Given task. Repeat every record below exactly, omitting any pictures.

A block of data
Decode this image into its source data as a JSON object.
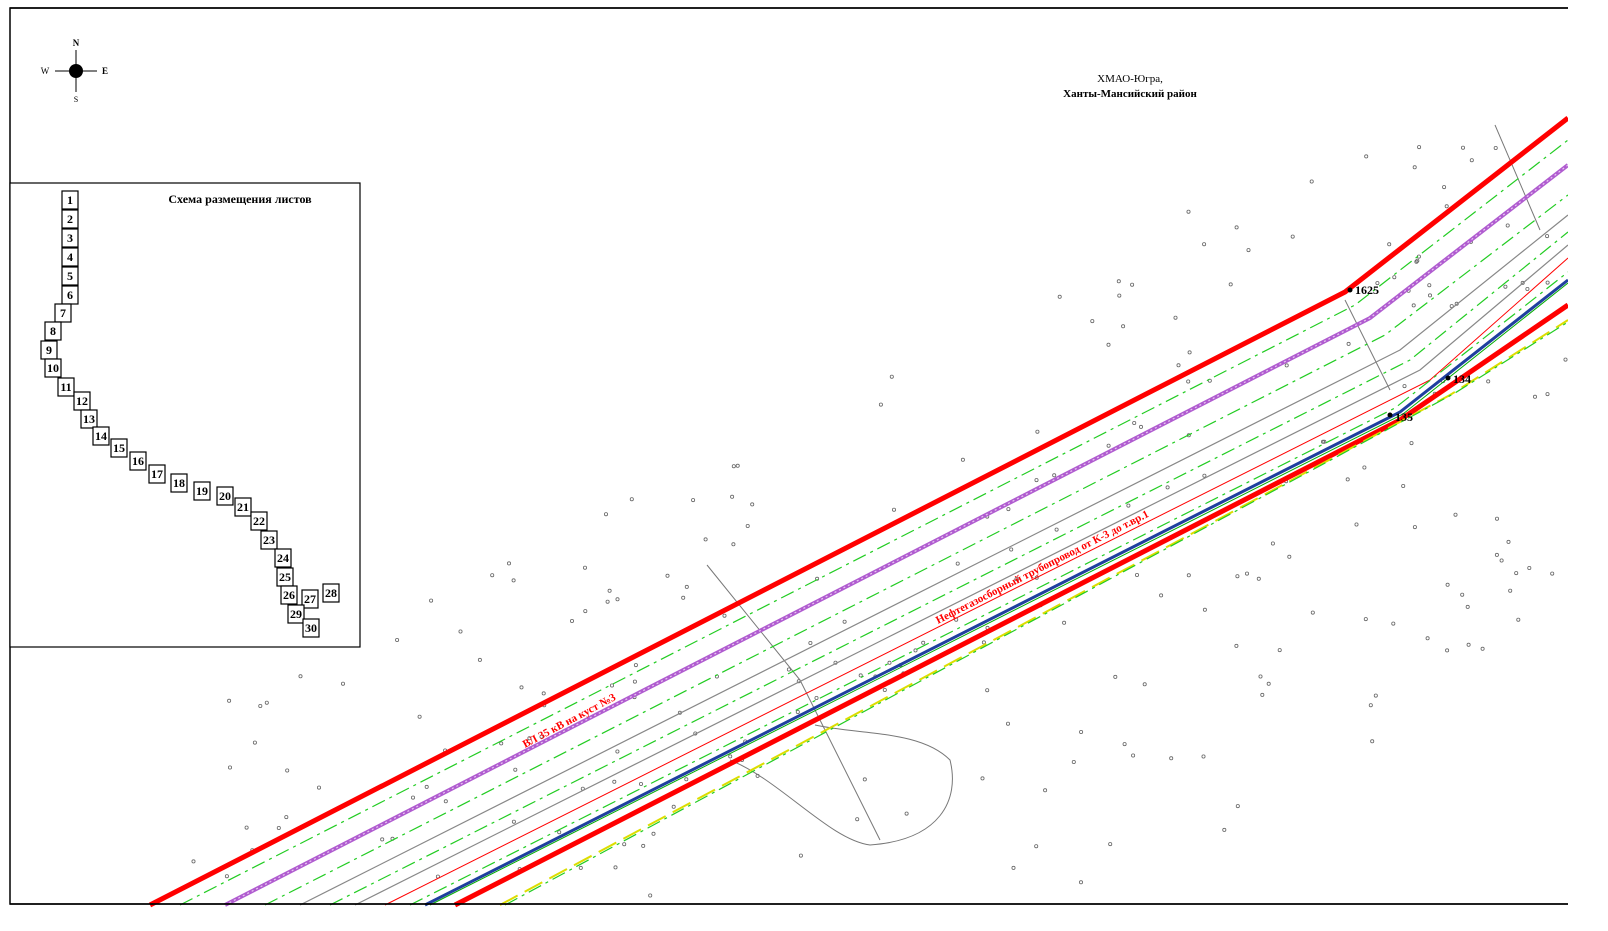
{
  "compass": {
    "north": "N",
    "south": "S",
    "west": "W",
    "east": "E"
  },
  "region": {
    "line1": "ХМАО-Югра,",
    "line2": "Ханты-Мансийский район"
  },
  "sheet_scheme": {
    "title": "Схема размещения листов",
    "sheets": [
      "1",
      "2",
      "3",
      "4",
      "5",
      "6",
      "7",
      "8",
      "9",
      "10",
      "11",
      "12",
      "13",
      "14",
      "15",
      "16",
      "17",
      "18",
      "19",
      "20",
      "21",
      "22",
      "23",
      "24",
      "25",
      "26",
      "27",
      "28",
      "29",
      "30"
    ]
  },
  "points": [
    "1625",
    "134",
    "135"
  ],
  "line_labels": [
    "ВЛ 35 кВ на куст №3",
    "Нефтегазосборный трубопровод от К-3 до т.вр.1"
  ]
}
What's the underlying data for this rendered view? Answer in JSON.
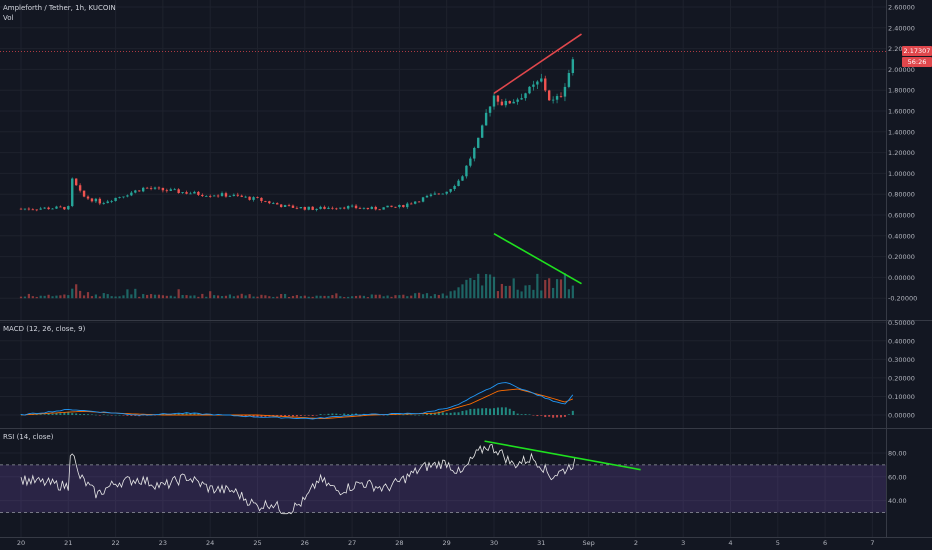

Full response.
Decode this image into its source data as a JSON object.
{
  "compass": {
    "north": "N",
    "south": "S",
    "west": "W",
    "east": "E"
  },
  "region": {
    "line1": "ХМАО-Югра,",
    "line2": "Ханты-Мансийский район"
  },
  "sheet_scheme": {
    "title": "Схема размещения листов",
    "sheets": [
      "1",
      "2",
      "3",
      "4",
      "5",
      "6",
      "7",
      "8",
      "9",
      "10",
      "11",
      "12",
      "13",
      "14",
      "15",
      "16",
      "17",
      "18",
      "19",
      "20",
      "21",
      "22",
      "23",
      "24",
      "25",
      "26",
      "27",
      "28",
      "29",
      "30"
    ]
  },
  "points": [
    "1625",
    "134",
    "135"
  ],
  "line_labels": [
    "ВЛ 35 кВ на куст №3",
    "Нефтегазосборный трубопровод от К-3 до т.вр.1"
  ]
}
What's the underlying data for this rendered view? Answer in JSON.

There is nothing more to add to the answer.